**Stored rows**
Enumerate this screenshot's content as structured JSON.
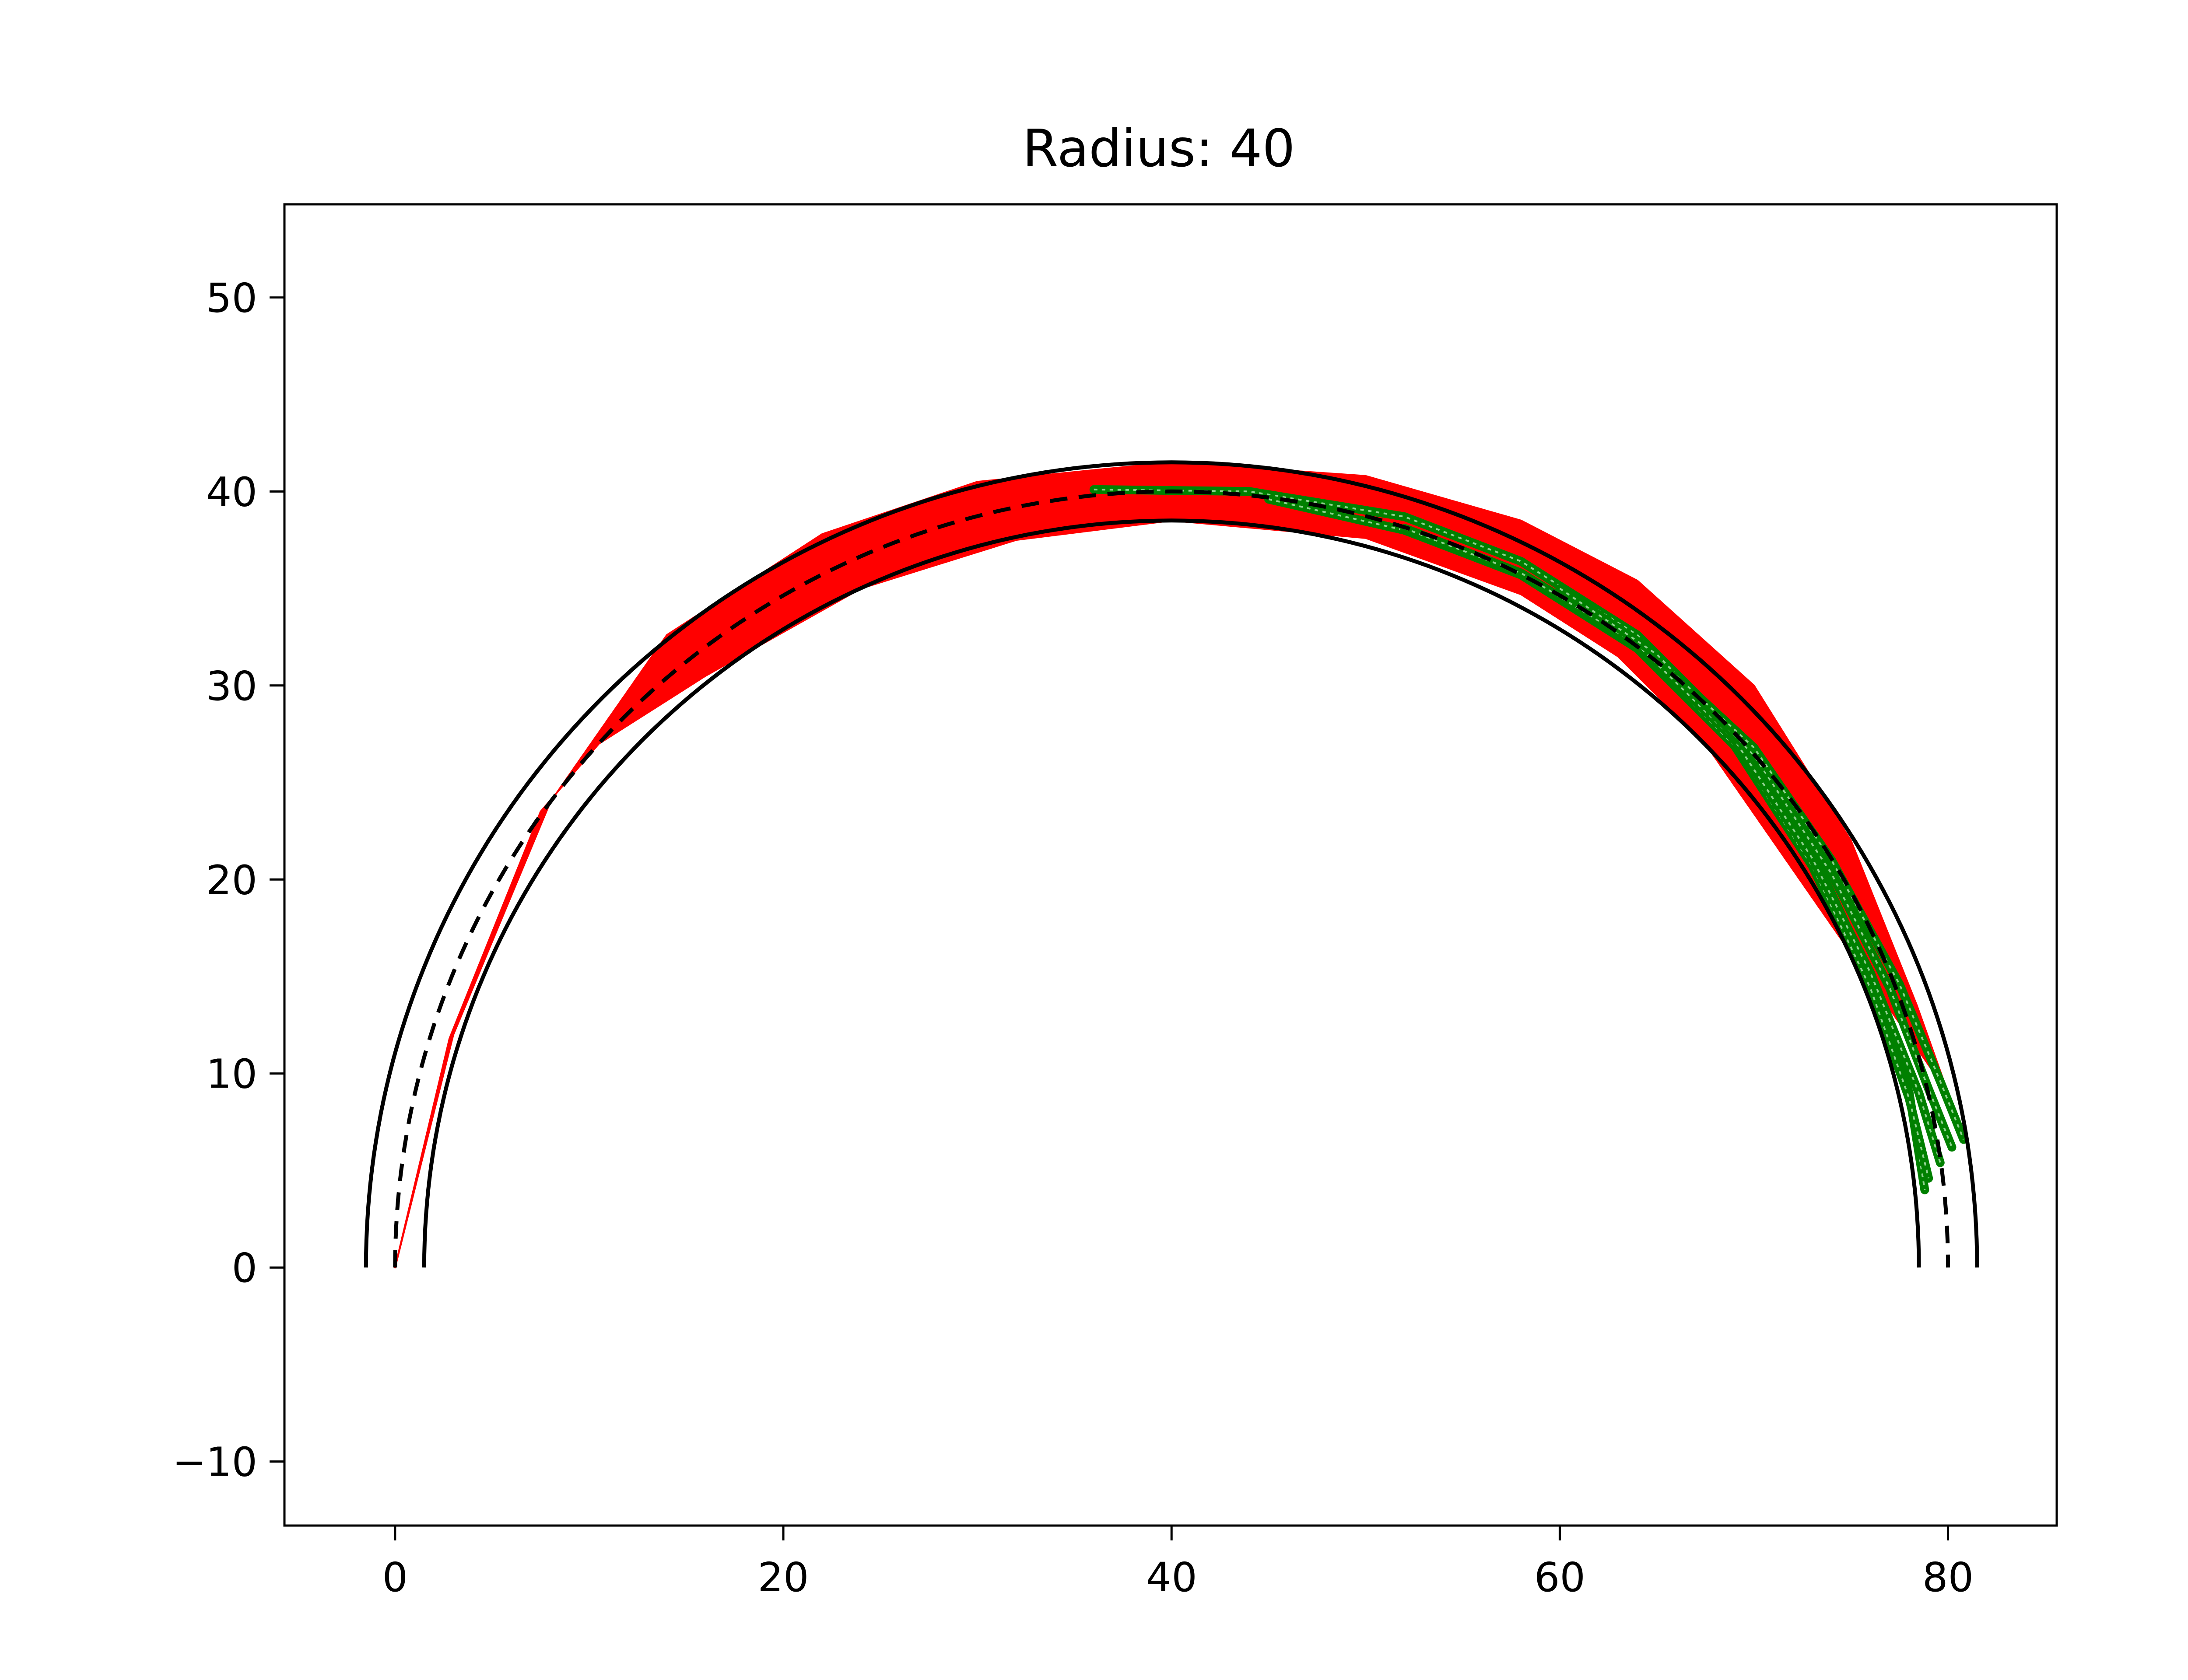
{
  "chart_data": {
    "type": "line",
    "title": "Radius: 40",
    "xlabel": "",
    "ylabel": "",
    "xlim": [
      -5.7,
      85.6
    ],
    "ylim": [
      -13.3,
      54.8
    ],
    "grid": false,
    "x_ticks": [
      0,
      20,
      40,
      60,
      80
    ],
    "y_ticks": [
      -10,
      0,
      10,
      20,
      30,
      40,
      50
    ],
    "x_tick_labels": [
      "0",
      "20",
      "40",
      "60",
      "80"
    ],
    "y_tick_labels": [
      "−10",
      "0",
      "10",
      "20",
      "30",
      "40",
      "50"
    ],
    "track": {
      "center": [
        40,
        0
      ],
      "radius": 40,
      "half_width": 1.5,
      "angle_range_deg": [
        0,
        180
      ]
    },
    "series": [
      {
        "role": "red-trajectory-band",
        "color": "#ff0000",
        "outer_points": [
          [
            0,
            0
          ],
          [
            3,
            12
          ],
          [
            8,
            24
          ],
          [
            14,
            32.6
          ],
          [
            22,
            37.8
          ],
          [
            30,
            40.5
          ],
          [
            40,
            41.5
          ],
          [
            50,
            40.8
          ],
          [
            58,
            38.5
          ],
          [
            64,
            35.4
          ],
          [
            70,
            30
          ],
          [
            75,
            22
          ],
          [
            78.4,
            13.5
          ],
          [
            80,
            9
          ]
        ],
        "inner_points": [
          [
            0,
            0
          ],
          [
            2.8,
            11.8
          ],
          [
            7.5,
            23.5
          ],
          [
            10.5,
            27
          ],
          [
            16,
            30.5
          ],
          [
            24,
            35
          ],
          [
            32,
            37.5
          ],
          [
            40,
            38.5
          ],
          [
            50,
            37.6
          ],
          [
            58,
            34.7
          ],
          [
            63,
            31.5
          ],
          [
            67.5,
            27
          ]
        ]
      },
      {
        "role": "green-trajectories",
        "color": "#008000",
        "curves": [
          [
            [
              36,
              40.1
            ],
            [
              44,
              40.0
            ],
            [
              52,
              38.7
            ],
            [
              58,
              36.4
            ],
            [
              64,
              32.6
            ],
            [
              69,
              27.6
            ],
            [
              73,
              21.4
            ],
            [
              76,
              15.0
            ],
            [
              78,
              9.0
            ],
            [
              78.8,
              4.0
            ]
          ],
          [
            [
              45,
              39.6
            ],
            [
              52,
              38.0
            ],
            [
              58,
              35.7
            ],
            [
              64,
              31.9
            ],
            [
              69,
              26.9
            ],
            [
              73,
              20.7
            ],
            [
              76,
              14.4
            ],
            [
              78,
              8.7
            ],
            [
              79,
              4.6
            ]
          ],
          [
            [
              52,
              38.1
            ],
            [
              58,
              35.8
            ],
            [
              64,
              32.1
            ],
            [
              69,
              27.2
            ],
            [
              73,
              21.1
            ],
            [
              76,
              15.2
            ],
            [
              78.5,
              9.0
            ],
            [
              79.6,
              5.4
            ]
          ],
          [
            [
              60,
              35.0
            ],
            [
              65,
              31.6
            ],
            [
              70,
              26.4
            ],
            [
              74,
              20.3
            ],
            [
              77,
              14.4
            ],
            [
              79,
              9.2
            ],
            [
              80.2,
              6.2
            ]
          ],
          [
            [
              66,
              30.5
            ],
            [
              70,
              26.8
            ],
            [
              74,
              21.0
            ],
            [
              77.5,
              14.6
            ],
            [
              79.6,
              9.6
            ],
            [
              80.8,
              6.6
            ]
          ]
        ]
      }
    ]
  }
}
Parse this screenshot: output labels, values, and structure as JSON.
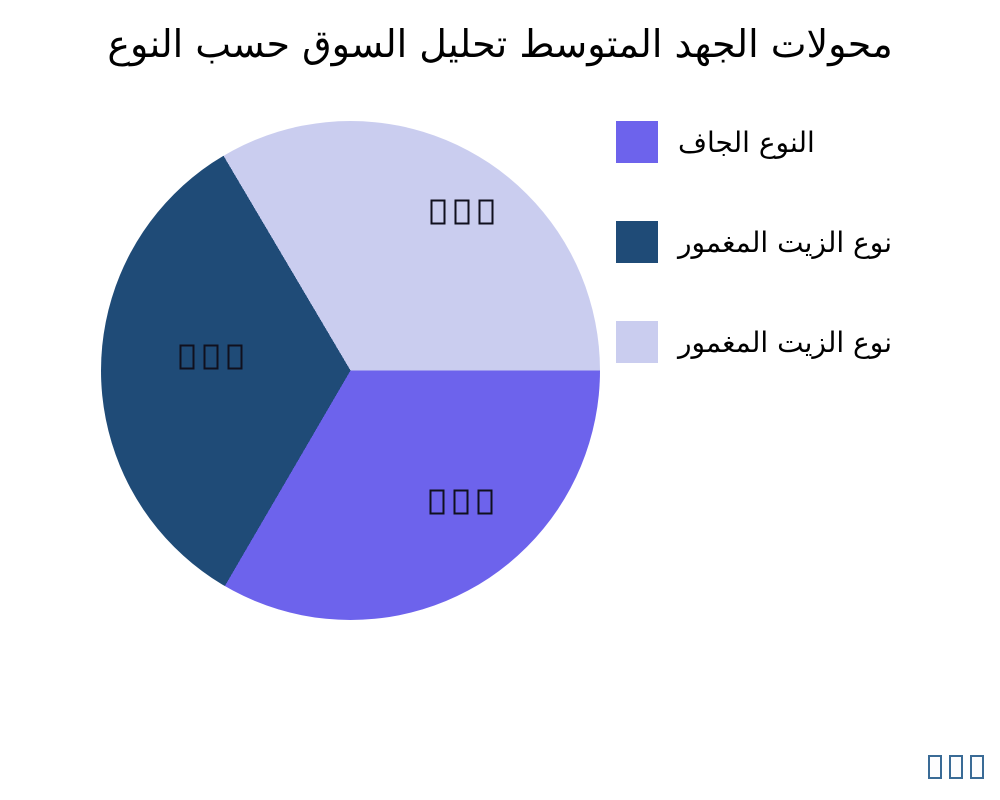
{
  "chart_data": {
    "type": "pie",
    "title": "محولات الجهد المتوسط تحليل السوق حسب النوع",
    "slices": [
      {
        "label": "النوع الجاف",
        "value": 33.4,
        "color": "#6D63EC",
        "data_label": "□□□"
      },
      {
        "label": "نوع الزيت المغمور",
        "value": 33.1,
        "color": "#1F4B77",
        "data_label": "□□□"
      },
      {
        "label": "نوع الزيت المغمور",
        "value": 33.5,
        "color": "#CACDEF",
        "data_label": "□□□"
      }
    ],
    "start_angle_deg": 0,
    "direction": "clockwise",
    "legend_position": "right",
    "data_label_note": "values rendered as missing-glyph boxes in source image"
  },
  "watermark": {
    "text": "□□□",
    "color": "#3A6B96"
  },
  "colors": {
    "background": "#FFFFFF",
    "title_text": "#000000",
    "slice_label_box_border": "#10101E"
  }
}
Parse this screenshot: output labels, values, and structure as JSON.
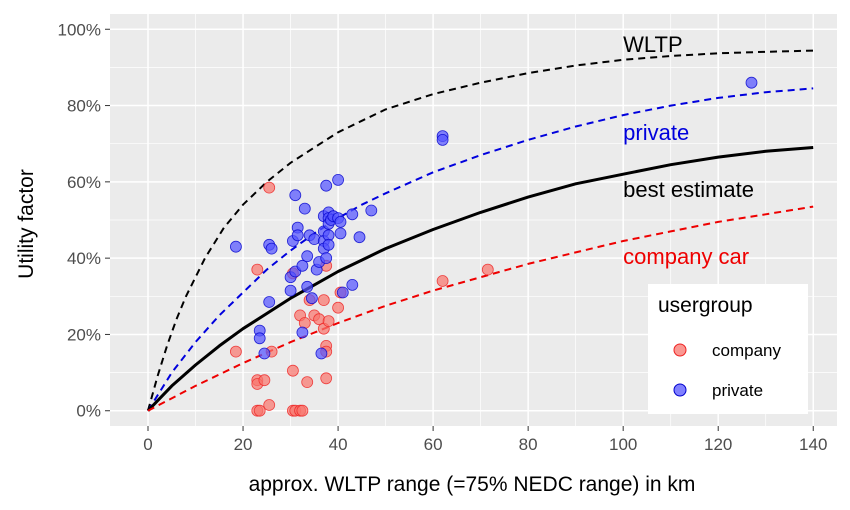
{
  "chart_data": {
    "type": "scatter",
    "xlabel": "approx. WLTP range (=75% NEDC range) in km",
    "ylabel": "Utility factor",
    "xlim": [
      -8,
      145
    ],
    "ylim": [
      -4,
      104
    ],
    "x_ticks": [
      0,
      20,
      40,
      60,
      80,
      100,
      120,
      140
    ],
    "y_ticks": [
      0,
      20,
      40,
      60,
      80,
      100
    ],
    "y_tick_labels": [
      "0%",
      "20%",
      "40%",
      "60%",
      "80%",
      "100%"
    ],
    "grid": true,
    "background": "#ebebeb",
    "curves": [
      {
        "name": "WLTP",
        "style": "dashed",
        "color": "#000000",
        "width": 2,
        "label_x": 100,
        "label_y": 94,
        "points": [
          [
            0,
            0
          ],
          [
            2,
            9
          ],
          [
            4,
            17
          ],
          [
            6,
            24
          ],
          [
            8,
            30
          ],
          [
            10,
            35
          ],
          [
            12,
            40
          ],
          [
            14,
            44
          ],
          [
            16,
            48
          ],
          [
            18,
            51
          ],
          [
            20,
            54
          ],
          [
            25,
            60
          ],
          [
            30,
            65
          ],
          [
            35,
            69
          ],
          [
            40,
            73
          ],
          [
            45,
            76
          ],
          [
            50,
            79
          ],
          [
            60,
            83
          ],
          [
            70,
            86
          ],
          [
            80,
            88.5
          ],
          [
            90,
            90.5
          ],
          [
            100,
            92
          ],
          [
            110,
            93
          ],
          [
            120,
            93.7
          ],
          [
            130,
            94.1
          ],
          [
            140,
            94.4
          ]
        ]
      },
      {
        "name": "private",
        "style": "dashed",
        "color": "#0000dd",
        "width": 2,
        "label_x": 100,
        "label_y": 71,
        "points": [
          [
            0,
            0
          ],
          [
            5,
            10
          ],
          [
            10,
            18
          ],
          [
            15,
            25
          ],
          [
            20,
            31
          ],
          [
            25,
            37
          ],
          [
            30,
            42
          ],
          [
            35,
            46.5
          ],
          [
            40,
            50.5
          ],
          [
            45,
            54
          ],
          [
            50,
            57
          ],
          [
            60,
            62.5
          ],
          [
            70,
            67
          ],
          [
            80,
            71
          ],
          [
            90,
            74.5
          ],
          [
            100,
            77.5
          ],
          [
            110,
            80
          ],
          [
            120,
            82
          ],
          [
            130,
            83.5
          ],
          [
            140,
            84.5
          ]
        ]
      },
      {
        "name": "best estimate",
        "style": "solid",
        "color": "#000000",
        "width": 3,
        "label_x": 100,
        "label_y": 56,
        "points": [
          [
            0,
            0
          ],
          [
            5,
            6.5
          ],
          [
            10,
            12
          ],
          [
            15,
            17
          ],
          [
            20,
            21.5
          ],
          [
            25,
            25.5
          ],
          [
            30,
            29.5
          ],
          [
            35,
            33
          ],
          [
            40,
            36.5
          ],
          [
            45,
            39.5
          ],
          [
            50,
            42.5
          ],
          [
            60,
            47.5
          ],
          [
            70,
            52
          ],
          [
            80,
            56
          ],
          [
            90,
            59.5
          ],
          [
            100,
            62
          ],
          [
            110,
            64.5
          ],
          [
            120,
            66.5
          ],
          [
            130,
            68
          ],
          [
            140,
            69
          ]
        ]
      },
      {
        "name": "company car",
        "style": "dashed",
        "color": "#ee0000",
        "width": 2,
        "label_x": 100,
        "label_y": 38.5,
        "points": [
          [
            0,
            0
          ],
          [
            10,
            6.5
          ],
          [
            20,
            12.5
          ],
          [
            30,
            18
          ],
          [
            40,
            23
          ],
          [
            50,
            27.5
          ],
          [
            60,
            31.5
          ],
          [
            70,
            35
          ],
          [
            80,
            38.5
          ],
          [
            90,
            41.5
          ],
          [
            100,
            44.5
          ],
          [
            110,
            47
          ],
          [
            120,
            49.5
          ],
          [
            130,
            51.5
          ],
          [
            140,
            53.5
          ]
        ]
      }
    ],
    "series": [
      {
        "name": "company",
        "color": "#f8766d",
        "edge": "#ee2222",
        "points": [
          [
            18.5,
            15.5
          ],
          [
            23,
            37
          ],
          [
            23,
            8
          ],
          [
            23,
            7
          ],
          [
            23,
            0
          ],
          [
            23.5,
            0
          ],
          [
            24.5,
            8
          ],
          [
            25.5,
            58.5
          ],
          [
            25.5,
            1.5
          ],
          [
            26,
            15.5
          ],
          [
            30.5,
            10.5
          ],
          [
            30.5,
            36
          ],
          [
            30.5,
            0
          ],
          [
            31,
            0
          ],
          [
            32,
            25
          ],
          [
            32,
            0
          ],
          [
            32.5,
            0
          ],
          [
            33,
            23
          ],
          [
            33.5,
            7.5
          ],
          [
            34,
            29
          ],
          [
            35,
            25
          ],
          [
            36,
            24
          ],
          [
            37,
            29
          ],
          [
            37,
            21.5
          ],
          [
            37.5,
            17
          ],
          [
            37.5,
            15.5
          ],
          [
            37.5,
            8.5
          ],
          [
            37.5,
            38
          ],
          [
            38,
            23.5
          ],
          [
            40,
            27
          ],
          [
            40.5,
            31
          ],
          [
            62,
            34
          ],
          [
            71.5,
            37
          ]
        ]
      },
      {
        "name": "private",
        "color": "#5555ff",
        "edge": "#0000cc",
        "points": [
          [
            18.5,
            43
          ],
          [
            23.5,
            21
          ],
          [
            23.5,
            19
          ],
          [
            24.5,
            15
          ],
          [
            25.5,
            43.5
          ],
          [
            25.5,
            28.5
          ],
          [
            26,
            42.5
          ],
          [
            30,
            35
          ],
          [
            30,
            31.5
          ],
          [
            30.5,
            44.5
          ],
          [
            31,
            56.5
          ],
          [
            31,
            36.5
          ],
          [
            31.5,
            48
          ],
          [
            31.5,
            46
          ],
          [
            32.5,
            38
          ],
          [
            32.5,
            20.5
          ],
          [
            33,
            53
          ],
          [
            33.5,
            32.5
          ],
          [
            33.5,
            40.5
          ],
          [
            34,
            46
          ],
          [
            34.5,
            29.5
          ],
          [
            35,
            45
          ],
          [
            35.5,
            37
          ],
          [
            36,
            39
          ],
          [
            36.5,
            15
          ],
          [
            37,
            51
          ],
          [
            37,
            47
          ],
          [
            37,
            44.5
          ],
          [
            37,
            42.5
          ],
          [
            37.5,
            59
          ],
          [
            37.5,
            40
          ],
          [
            38,
            52
          ],
          [
            38,
            50.5
          ],
          [
            38,
            49
          ],
          [
            38,
            46
          ],
          [
            38,
            43.5
          ],
          [
            38.5,
            50
          ],
          [
            39,
            51
          ],
          [
            40,
            60.5
          ],
          [
            40,
            50.5
          ],
          [
            40.5,
            49.5
          ],
          [
            40.5,
            46.5
          ],
          [
            41,
            31
          ],
          [
            43,
            51.5
          ],
          [
            43,
            33
          ],
          [
            44.5,
            45.5
          ],
          [
            47,
            52.5
          ],
          [
            62,
            72
          ],
          [
            62,
            71
          ],
          [
            127,
            86
          ]
        ]
      }
    ],
    "legend": {
      "title": "usergroup",
      "placement": "bottom-right",
      "items": [
        {
          "label": "company",
          "color": "#f8766d",
          "edge": "#ee2222"
        },
        {
          "label": "private",
          "color": "#5555ff",
          "edge": "#0000cc"
        }
      ]
    }
  }
}
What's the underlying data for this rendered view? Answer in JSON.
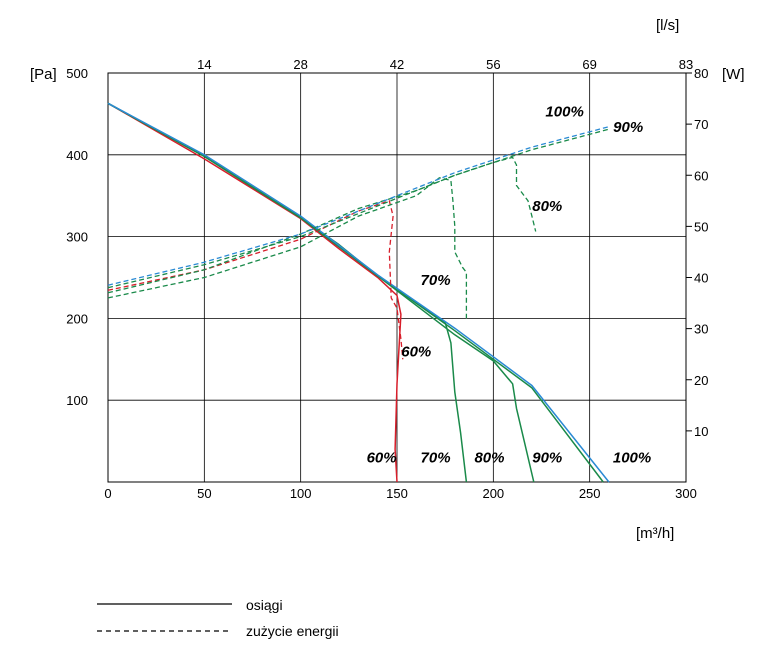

**Task statement**
Search the data for "name". Copy every line that has it.

**Problem solution**
        "name": "WLTP",
        "name": "private",
        "name": "best estimate",
        "name": "company car",
        "name": "company",
        "name": "private",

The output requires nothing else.